TASK DESCRIPTION: Give the entries again exactly, every one of them.

LISTED ENTRIES:
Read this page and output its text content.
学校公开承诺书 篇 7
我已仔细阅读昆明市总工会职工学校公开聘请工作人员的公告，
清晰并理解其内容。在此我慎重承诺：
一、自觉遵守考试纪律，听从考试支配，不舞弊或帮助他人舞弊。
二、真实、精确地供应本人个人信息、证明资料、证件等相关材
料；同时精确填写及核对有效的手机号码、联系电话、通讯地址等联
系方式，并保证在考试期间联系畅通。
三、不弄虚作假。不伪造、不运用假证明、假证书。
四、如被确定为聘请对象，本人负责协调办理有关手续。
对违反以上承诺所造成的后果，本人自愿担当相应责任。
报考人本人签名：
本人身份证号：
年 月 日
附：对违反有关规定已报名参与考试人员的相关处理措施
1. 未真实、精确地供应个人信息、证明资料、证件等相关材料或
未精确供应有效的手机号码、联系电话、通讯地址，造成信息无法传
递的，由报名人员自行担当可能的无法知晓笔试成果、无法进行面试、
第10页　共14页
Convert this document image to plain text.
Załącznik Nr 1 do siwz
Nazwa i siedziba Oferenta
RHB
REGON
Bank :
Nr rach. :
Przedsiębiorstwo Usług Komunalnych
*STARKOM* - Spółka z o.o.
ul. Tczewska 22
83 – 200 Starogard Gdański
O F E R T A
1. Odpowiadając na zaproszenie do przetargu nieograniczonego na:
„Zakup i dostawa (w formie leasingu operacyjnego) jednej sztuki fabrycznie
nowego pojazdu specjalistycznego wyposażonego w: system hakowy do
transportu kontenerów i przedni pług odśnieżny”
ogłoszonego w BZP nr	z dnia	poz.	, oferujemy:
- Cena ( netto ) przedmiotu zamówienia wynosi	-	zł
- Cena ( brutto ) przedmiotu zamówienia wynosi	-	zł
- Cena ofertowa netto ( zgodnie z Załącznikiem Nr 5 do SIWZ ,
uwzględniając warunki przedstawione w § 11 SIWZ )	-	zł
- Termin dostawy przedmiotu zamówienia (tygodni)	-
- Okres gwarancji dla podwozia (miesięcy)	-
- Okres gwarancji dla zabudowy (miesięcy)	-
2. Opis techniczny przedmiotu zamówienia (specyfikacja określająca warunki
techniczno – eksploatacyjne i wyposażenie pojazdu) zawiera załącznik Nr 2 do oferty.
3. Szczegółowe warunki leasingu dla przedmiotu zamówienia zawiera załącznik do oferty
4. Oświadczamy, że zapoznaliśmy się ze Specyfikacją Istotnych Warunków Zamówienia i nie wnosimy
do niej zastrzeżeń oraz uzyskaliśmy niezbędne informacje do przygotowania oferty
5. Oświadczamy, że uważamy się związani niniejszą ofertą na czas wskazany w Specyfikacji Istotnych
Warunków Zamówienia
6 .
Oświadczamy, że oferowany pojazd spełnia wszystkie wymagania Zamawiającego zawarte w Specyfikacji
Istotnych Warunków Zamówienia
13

TASK ANSWER:
Read this page and output its text content.
学校公开承诺书 篇 7
我已仔细阅读昆明市总工会职工学校公开聘请工作人员的公告，
清晰并理解其内容。在此我慎重承诺：
一、自觉遵守考试纪律，听从考试支配，不舞弊或帮助他人舞弊。
二、真实、精确地供应本人个人信息、证明资料、证件等相关材
料；同时精确填写及核对有效的手机号码、联系电话、通讯地址等联
系方式，并保证在考试期间联系畅通。
三、不弄虚作假。不伪造、不运用假证明、假证书。
四、如被确定为聘请对象，本人负责协调办理有关手续。
对违反以上承诺所造成的后果，本人自愿担当相应责任。
报考人本人签名：
本人身份证号：
年 月 日
附：对违反有关规定已报名参与考试人员的相关处理措施
1. 未真实、精确地供应个人信息、证明资料、证件等相关材料或
未精确供应有效的手机号码、联系电话、通讯地址，造成信息无法传
递的，由报名人员自行担当可能的无法知晓笔试成果、无法进行面试、
第10页　共14页
Convert this document image to plain text.
Załącznik Nr 1 do siwz
Nazwa i siedziba Oferenta
RHB
REGON
Bank :
Nr rach. :
Przedsiębiorstwo Usług Komunalnych
*STARKOM* - Spółka z o.o.
ul. Tczewska 22
83 – 200 Starogard Gdański
O F E R T A
1. Odpowiadając na zaproszenie do przetargu nieograniczonego na:
„Zakup i dostawa (w formie leasingu operacyjnego) jednej sztuki fabrycznie
nowego pojazdu specjalistycznego wyposażonego w: system hakowy do
transportu kontenerów i przedni pług odśnieżny”
ogłoszonego w BZP nr	z dnia	poz.	, oferujemy:
- Cena ( netto ) przedmiotu zamówienia wynosi	-	zł
- Cena ( brutto ) przedmiotu zamówienia wynosi	-	zł
- Cena ofertowa netto ( zgodnie z Załącznikiem Nr 5 do SIWZ ,
uwzględniając warunki przedstawione w § 11 SIWZ )	-	zł
- Termin dostawy przedmiotu zamówienia (tygodni)	-
- Okres gwarancji dla podwozia (miesięcy)	-
- Okres gwarancji dla zabudowy (miesięcy)	-
2. Opis techniczny przedmiotu zamówienia (specyfikacja określająca warunki
techniczno – eksploatacyjne i wyposażenie pojazdu) zawiera załącznik Nr 2 do oferty.
3. Szczegółowe warunki leasingu dla przedmiotu zamówienia zawiera załącznik do oferty
4. Oświadczamy, że zapoznaliśmy się ze Specyfikacją Istotnych Warunków Zamówienia i nie wnosimy
do niej zastrzeżeń oraz uzyskaliśmy niezbędne informacje do przygotowania oferty
5. Oświadczamy, że uważamy się związani niniejszą ofertą na czas wskazany w Specyfikacji Istotnych
Warunków Zamówienia
6 .
Oświadczamy, że oferowany pojazd spełnia wszystkie wymagania Zamawiającego zawarte w Specyfikacji
Istotnych Warunków Zamówienia
13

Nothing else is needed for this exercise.